Pictures do not belong in the copy; quote every entry below exactly.
* Start Records to use *
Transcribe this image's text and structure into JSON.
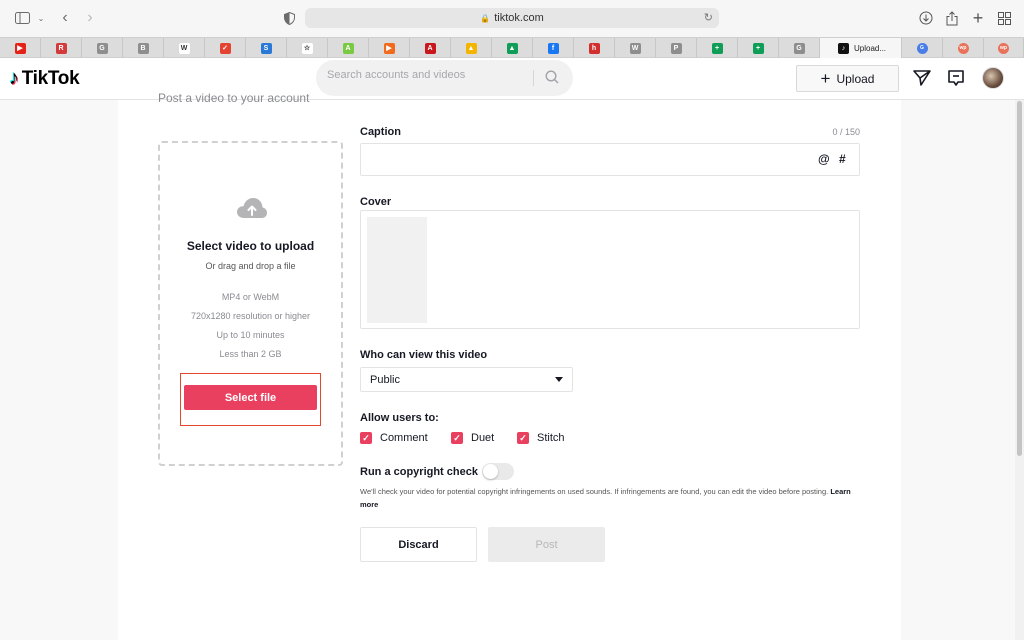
{
  "browser": {
    "url": "tiktok.com",
    "tabs": [
      {
        "name": "youtube",
        "color": "#e62117",
        "glyph": "▶"
      },
      {
        "name": "red-app",
        "color": "#d33b3b",
        "glyph": "R"
      },
      {
        "name": "g-gray-1",
        "color": "#8e8e8e",
        "glyph": "G"
      },
      {
        "name": "b-gray",
        "color": "#8e8e8e",
        "glyph": "B"
      },
      {
        "name": "wikipedia",
        "color": "#ffffff",
        "glyph": "W"
      },
      {
        "name": "todoist",
        "color": "#e44332",
        "glyph": "✓"
      },
      {
        "name": "s-blue",
        "color": "#2b79d6",
        "glyph": "S"
      },
      {
        "name": "star",
        "color": "#ffffff",
        "glyph": "☆"
      },
      {
        "name": "green-app",
        "color": "#7ac943",
        "glyph": "A"
      },
      {
        "name": "orange-play",
        "color": "#f26b1d",
        "glyph": "▶"
      },
      {
        "name": "acrobat",
        "color": "#c8181e",
        "glyph": "A"
      },
      {
        "name": "google-drive-1",
        "color": "#f4b400",
        "glyph": "▲"
      },
      {
        "name": "google-drive-2",
        "color": "#0f9d58",
        "glyph": "▲"
      },
      {
        "name": "facebook",
        "color": "#1877f2",
        "glyph": "f"
      },
      {
        "name": "hot",
        "color": "#d32f2f",
        "glyph": "h"
      },
      {
        "name": "w-gray",
        "color": "#8e8e8e",
        "glyph": "W"
      },
      {
        "name": "p-gray",
        "color": "#8e8e8e",
        "glyph": "P"
      },
      {
        "name": "sheets-1",
        "color": "#0f9d58",
        "glyph": "+"
      },
      {
        "name": "sheets-2",
        "color": "#0f9d58",
        "glyph": "+"
      },
      {
        "name": "g-gray-2",
        "color": "#8e8e8e",
        "glyph": "G"
      }
    ],
    "active_tab": "Upload...",
    "right_tabs": [
      {
        "name": "translate",
        "color": "#4a7de8",
        "glyph": "G"
      },
      {
        "name": "wp-1",
        "color": "#e8735a",
        "glyph": "wp"
      },
      {
        "name": "wp-2",
        "color": "#e8735a",
        "glyph": "wp"
      }
    ]
  },
  "header": {
    "logo": "TikTok",
    "search_placeholder": "Search accounts and videos",
    "upload_label": "Upload"
  },
  "form": {
    "top_text": "Post a video to your account",
    "dropzone": {
      "title": "Select video to upload",
      "subtitle": "Or drag and drop a file",
      "specs": [
        "MP4 or WebM",
        "720x1280 resolution or higher",
        "Up to 10 minutes",
        "Less than 2 GB"
      ],
      "button": "Select file"
    },
    "caption_label": "Caption",
    "caption_counter": "0 / 150",
    "caption_value": "",
    "at": "@",
    "hash": "#",
    "cover_label": "Cover",
    "privacy_label": "Who can view this video",
    "privacy_value": "Public",
    "allow_label": "Allow users to:",
    "allow": [
      "Comment",
      "Duet",
      "Stitch"
    ],
    "copyright_label": "Run a copyright check",
    "copyright_note": "We'll check your video for potential copyright infringements on used sounds. If infringements are found, you can edit the video before posting.",
    "learn_more": "Learn more",
    "discard": "Discard",
    "post": "Post"
  },
  "colors": {
    "accent": "#ea4060",
    "selection_outline": "#e5472c"
  }
}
* End Records to use *
• Response to this exercise:
Transcribe this image's text and structure into JSON.
{
  "browser": {
    "url": "tiktok.com",
    "tabs": [
      {
        "name": "youtube",
        "color": "#e62117",
        "glyph": "▶"
      },
      {
        "name": "red-app",
        "color": "#d33b3b",
        "glyph": "R"
      },
      {
        "name": "g-gray-1",
        "color": "#8e8e8e",
        "glyph": "G"
      },
      {
        "name": "b-gray",
        "color": "#8e8e8e",
        "glyph": "B"
      },
      {
        "name": "wikipedia",
        "color": "#ffffff",
        "glyph": "W"
      },
      {
        "name": "todoist",
        "color": "#e44332",
        "glyph": "✓"
      },
      {
        "name": "s-blue",
        "color": "#2b79d6",
        "glyph": "S"
      },
      {
        "name": "star",
        "color": "#ffffff",
        "glyph": "☆"
      },
      {
        "name": "green-app",
        "color": "#7ac943",
        "glyph": "A"
      },
      {
        "name": "orange-play",
        "color": "#f26b1d",
        "glyph": "▶"
      },
      {
        "name": "acrobat",
        "color": "#c8181e",
        "glyph": "A"
      },
      {
        "name": "google-drive-1",
        "color": "#f4b400",
        "glyph": "▲"
      },
      {
        "name": "google-drive-2",
        "color": "#0f9d58",
        "glyph": "▲"
      },
      {
        "name": "facebook",
        "color": "#1877f2",
        "glyph": "f"
      },
      {
        "name": "hot",
        "color": "#d32f2f",
        "glyph": "h"
      },
      {
        "name": "w-gray",
        "color": "#8e8e8e",
        "glyph": "W"
      },
      {
        "name": "p-gray",
        "color": "#8e8e8e",
        "glyph": "P"
      },
      {
        "name": "sheets-1",
        "color": "#0f9d58",
        "glyph": "+"
      },
      {
        "name": "sheets-2",
        "color": "#0f9d58",
        "glyph": "+"
      },
      {
        "name": "g-gray-2",
        "color": "#8e8e8e",
        "glyph": "G"
      }
    ],
    "active_tab": "Upload...",
    "right_tabs": [
      {
        "name": "translate",
        "color": "#4a7de8",
        "glyph": "G"
      },
      {
        "name": "wp-1",
        "color": "#e8735a",
        "glyph": "wp"
      },
      {
        "name": "wp-2",
        "color": "#e8735a",
        "glyph": "wp"
      }
    ]
  },
  "header": {
    "logo": "TikTok",
    "search_placeholder": "Search accounts and videos",
    "upload_label": "Upload"
  },
  "form": {
    "top_text": "Post a video to your account",
    "dropzone": {
      "title": "Select video to upload",
      "subtitle": "Or drag and drop a file",
      "specs": [
        "MP4 or WebM",
        "720x1280 resolution or higher",
        "Up to 10 minutes",
        "Less than 2 GB"
      ],
      "button": "Select file"
    },
    "caption_label": "Caption",
    "caption_counter": "0 / 150",
    "caption_value": "",
    "at": "@",
    "hash": "#",
    "cover_label": "Cover",
    "privacy_label": "Who can view this video",
    "privacy_value": "Public",
    "allow_label": "Allow users to:",
    "allow": [
      "Comment",
      "Duet",
      "Stitch"
    ],
    "copyright_label": "Run a copyright check",
    "copyright_note": "We'll check your video for potential copyright infringements on used sounds. If infringements are found, you can edit the video before posting.",
    "learn_more": "Learn more",
    "discard": "Discard",
    "post": "Post"
  },
  "colors": {
    "accent": "#ea4060",
    "selection_outline": "#e5472c"
  }
}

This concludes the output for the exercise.